▸ Task material
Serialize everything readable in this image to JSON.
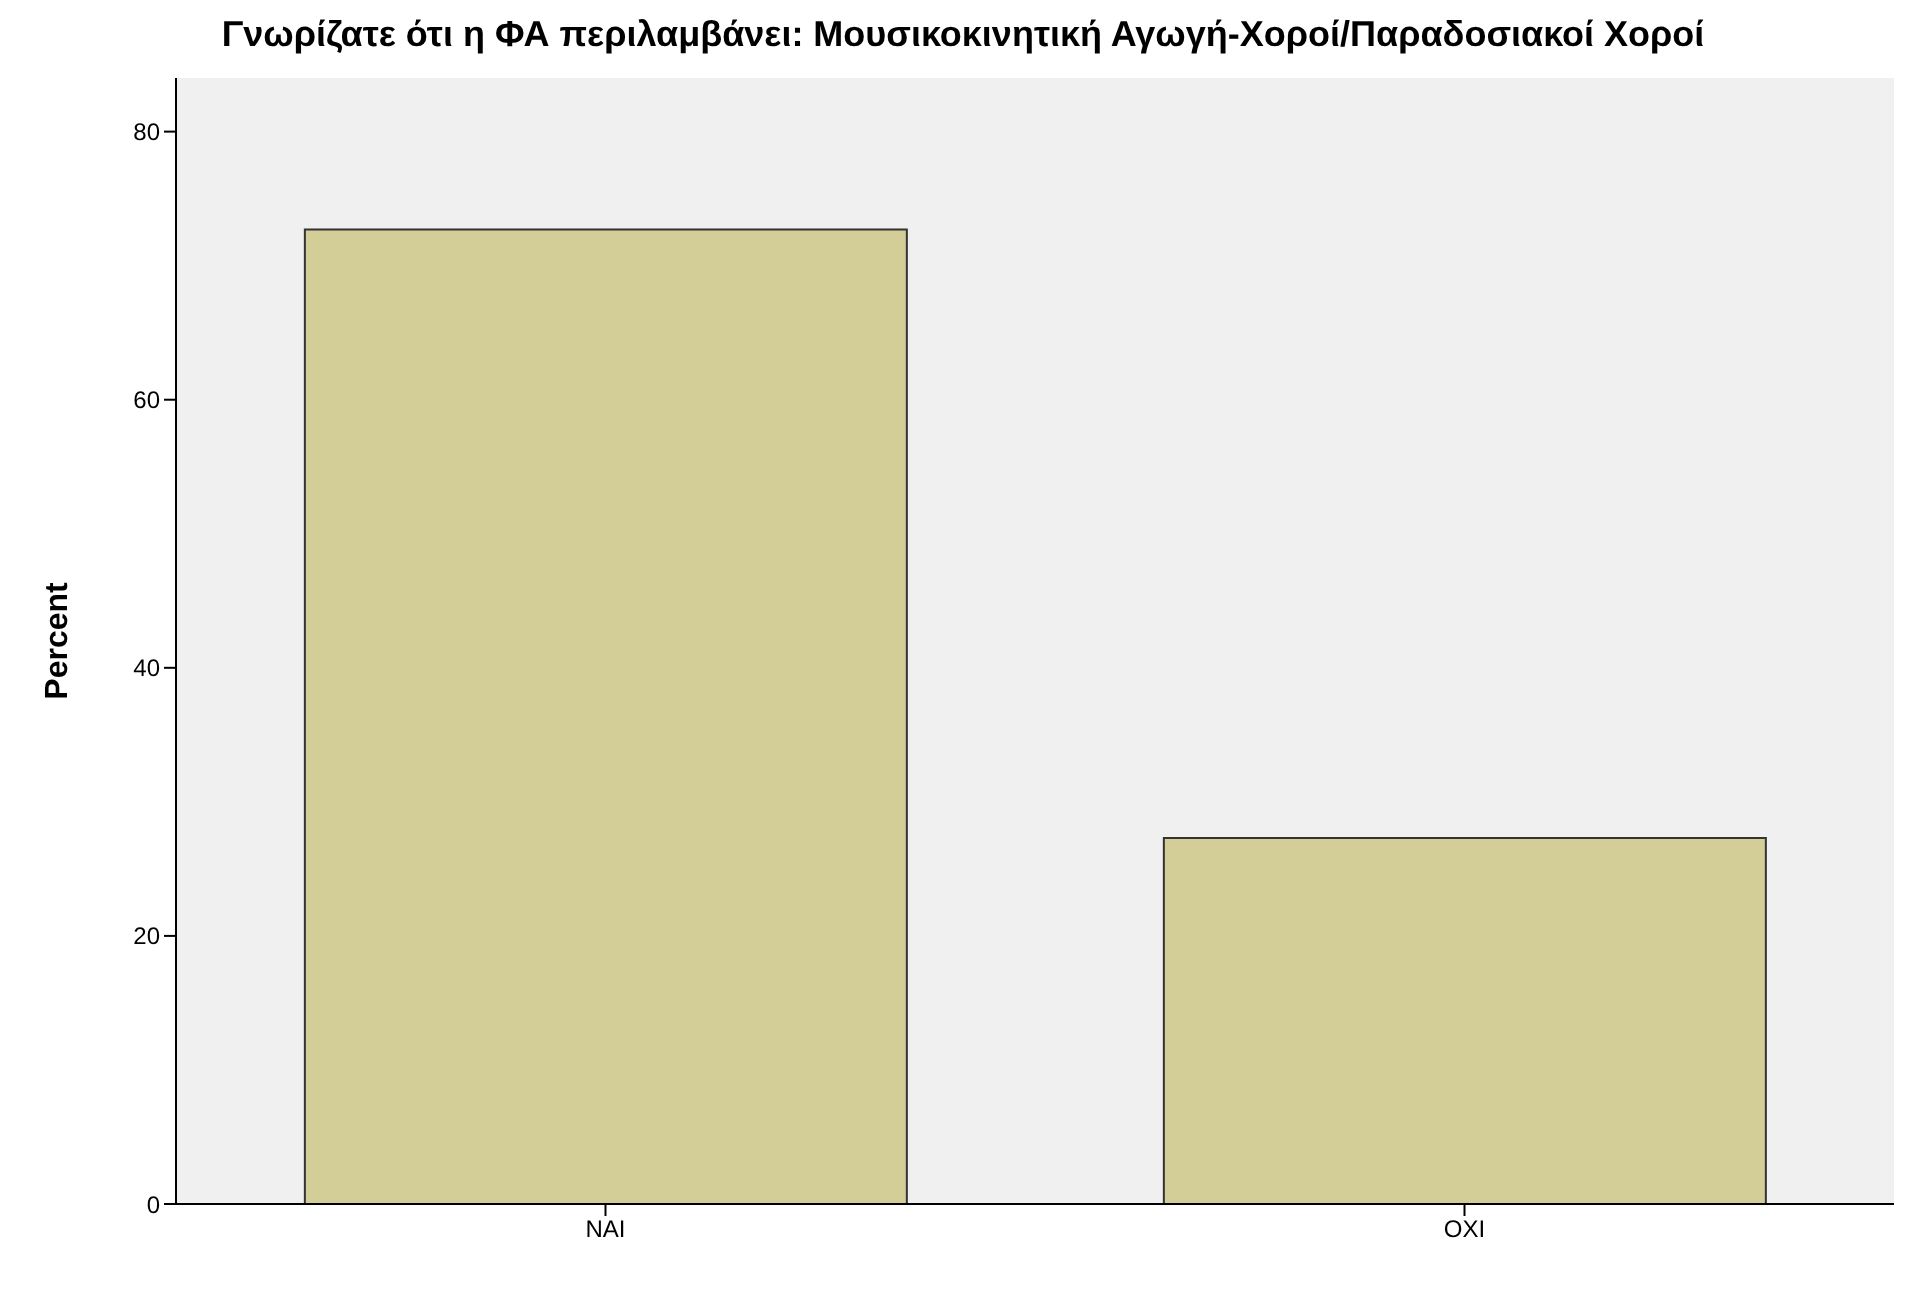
{
  "chart_data": {
    "type": "bar",
    "title": "Γνωρίζατε ότι η ΦΑ περιλαμβάνει: Μουσικοκινητική Αγωγή-Χοροί/Παραδοσιακοί Χοροί",
    "ylabel": "Percent",
    "categories": [
      "NAI",
      "OXI"
    ],
    "values": [
      72.7,
      27.3
    ],
    "color": "#d3ce97",
    "ylim": [
      0,
      84
    ],
    "yticks": [
      0,
      20,
      40,
      60,
      80
    ],
    "grid": false,
    "legend": false
  }
}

▸ What you have to do
Repeat everything in the records precisely. Images are excluded from the copy.

▸ Reply to the exercise
Serialize everything readable in this image to JSON.
{
  "chart_data": {
    "type": "bar",
    "title": "Γνωρίζατε ότι η ΦΑ περιλαμβάνει: Μουσικοκινητική Αγωγή-Χοροί/Παραδοσιακοί Χοροί",
    "ylabel": "Percent",
    "categories": [
      "NAI",
      "OXI"
    ],
    "values": [
      72.7,
      27.3
    ],
    "color": "#d3ce97",
    "ylim": [
      0,
      84
    ],
    "yticks": [
      0,
      20,
      40,
      60,
      80
    ],
    "grid": false,
    "legend": false
  }
}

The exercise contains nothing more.